Exercise task.
Copy out the lines that have "questions" in them.
— Start Information provided —
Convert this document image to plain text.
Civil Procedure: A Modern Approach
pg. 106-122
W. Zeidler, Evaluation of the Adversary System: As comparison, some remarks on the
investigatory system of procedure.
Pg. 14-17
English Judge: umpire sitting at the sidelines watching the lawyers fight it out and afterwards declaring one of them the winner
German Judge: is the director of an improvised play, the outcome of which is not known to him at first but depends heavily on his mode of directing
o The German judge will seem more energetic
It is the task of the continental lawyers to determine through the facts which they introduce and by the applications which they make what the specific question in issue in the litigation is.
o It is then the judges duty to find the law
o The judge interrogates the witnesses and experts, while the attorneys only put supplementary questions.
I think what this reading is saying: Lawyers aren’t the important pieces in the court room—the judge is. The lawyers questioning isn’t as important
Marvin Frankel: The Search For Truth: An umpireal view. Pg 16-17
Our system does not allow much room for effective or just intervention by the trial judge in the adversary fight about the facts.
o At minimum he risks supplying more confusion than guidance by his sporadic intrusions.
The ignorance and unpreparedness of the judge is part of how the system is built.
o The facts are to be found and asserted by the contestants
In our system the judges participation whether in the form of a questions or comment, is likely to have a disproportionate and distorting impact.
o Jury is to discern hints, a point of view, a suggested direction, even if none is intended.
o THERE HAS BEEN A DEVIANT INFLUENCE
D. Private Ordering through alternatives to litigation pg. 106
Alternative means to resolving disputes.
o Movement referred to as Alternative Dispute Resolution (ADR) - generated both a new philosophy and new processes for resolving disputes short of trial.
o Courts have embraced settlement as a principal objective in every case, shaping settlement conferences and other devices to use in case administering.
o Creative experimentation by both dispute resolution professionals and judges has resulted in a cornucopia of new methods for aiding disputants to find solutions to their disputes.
— End Information provided —
The result.
o The judge interrogates the witnesses and experts, while the attorneys only put supplementary questions.
In our system the judges participation whether in the form of a questions or comment, is likely to have a disproportionate and distorting impact.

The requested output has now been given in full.